Problem to work on: Exactly as written, quote every line that follows, skipping the images.

Records shown:
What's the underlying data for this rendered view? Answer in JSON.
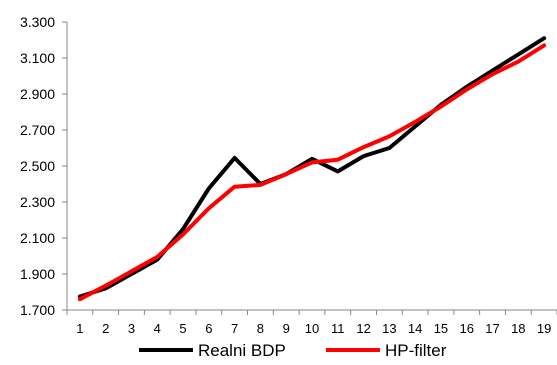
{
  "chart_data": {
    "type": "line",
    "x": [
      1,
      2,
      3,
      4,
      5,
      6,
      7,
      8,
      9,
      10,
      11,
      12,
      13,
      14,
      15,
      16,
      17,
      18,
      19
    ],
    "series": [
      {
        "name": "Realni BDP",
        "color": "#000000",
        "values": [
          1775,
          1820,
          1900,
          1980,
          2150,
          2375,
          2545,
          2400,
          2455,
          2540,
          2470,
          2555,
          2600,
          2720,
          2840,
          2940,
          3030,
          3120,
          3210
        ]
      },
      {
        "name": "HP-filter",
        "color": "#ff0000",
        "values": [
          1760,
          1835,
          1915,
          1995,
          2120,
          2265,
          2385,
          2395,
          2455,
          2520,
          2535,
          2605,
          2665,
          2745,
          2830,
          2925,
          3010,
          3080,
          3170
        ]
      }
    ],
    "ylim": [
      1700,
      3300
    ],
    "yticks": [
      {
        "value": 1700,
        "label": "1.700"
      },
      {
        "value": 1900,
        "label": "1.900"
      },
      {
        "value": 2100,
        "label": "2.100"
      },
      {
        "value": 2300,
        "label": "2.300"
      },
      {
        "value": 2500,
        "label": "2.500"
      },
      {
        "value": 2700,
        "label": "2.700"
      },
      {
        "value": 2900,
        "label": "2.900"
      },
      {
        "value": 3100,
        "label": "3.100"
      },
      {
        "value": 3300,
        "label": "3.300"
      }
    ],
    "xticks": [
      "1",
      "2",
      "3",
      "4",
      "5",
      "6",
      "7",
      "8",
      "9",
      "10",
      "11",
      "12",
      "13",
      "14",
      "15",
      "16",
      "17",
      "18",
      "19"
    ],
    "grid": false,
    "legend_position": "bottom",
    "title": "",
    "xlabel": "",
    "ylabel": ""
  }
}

Expected answer:
What's the underlying data for this rendered view? Answer in JSON.
{
  "chart_data": {
    "type": "line",
    "x": [
      1,
      2,
      3,
      4,
      5,
      6,
      7,
      8,
      9,
      10,
      11,
      12,
      13,
      14,
      15,
      16,
      17,
      18,
      19
    ],
    "series": [
      {
        "name": "Realni BDP",
        "color": "#000000",
        "values": [
          1775,
          1820,
          1900,
          1980,
          2150,
          2375,
          2545,
          2400,
          2455,
          2540,
          2470,
          2555,
          2600,
          2720,
          2840,
          2940,
          3030,
          3120,
          3210
        ]
      },
      {
        "name": "HP-filter",
        "color": "#ff0000",
        "values": [
          1760,
          1835,
          1915,
          1995,
          2120,
          2265,
          2385,
          2395,
          2455,
          2520,
          2535,
          2605,
          2665,
          2745,
          2830,
          2925,
          3010,
          3080,
          3170
        ]
      }
    ],
    "ylim": [
      1700,
      3300
    ],
    "yticks": [
      {
        "value": 1700,
        "label": "1.700"
      },
      {
        "value": 1900,
        "label": "1.900"
      },
      {
        "value": 2100,
        "label": "2.100"
      },
      {
        "value": 2300,
        "label": "2.300"
      },
      {
        "value": 2500,
        "label": "2.500"
      },
      {
        "value": 2700,
        "label": "2.700"
      },
      {
        "value": 2900,
        "label": "2.900"
      },
      {
        "value": 3100,
        "label": "3.100"
      },
      {
        "value": 3300,
        "label": "3.300"
      }
    ],
    "xticks": [
      "1",
      "2",
      "3",
      "4",
      "5",
      "6",
      "7",
      "8",
      "9",
      "10",
      "11",
      "12",
      "13",
      "14",
      "15",
      "16",
      "17",
      "18",
      "19"
    ],
    "grid": false,
    "legend_position": "bottom",
    "title": "",
    "xlabel": "",
    "ylabel": ""
  }
}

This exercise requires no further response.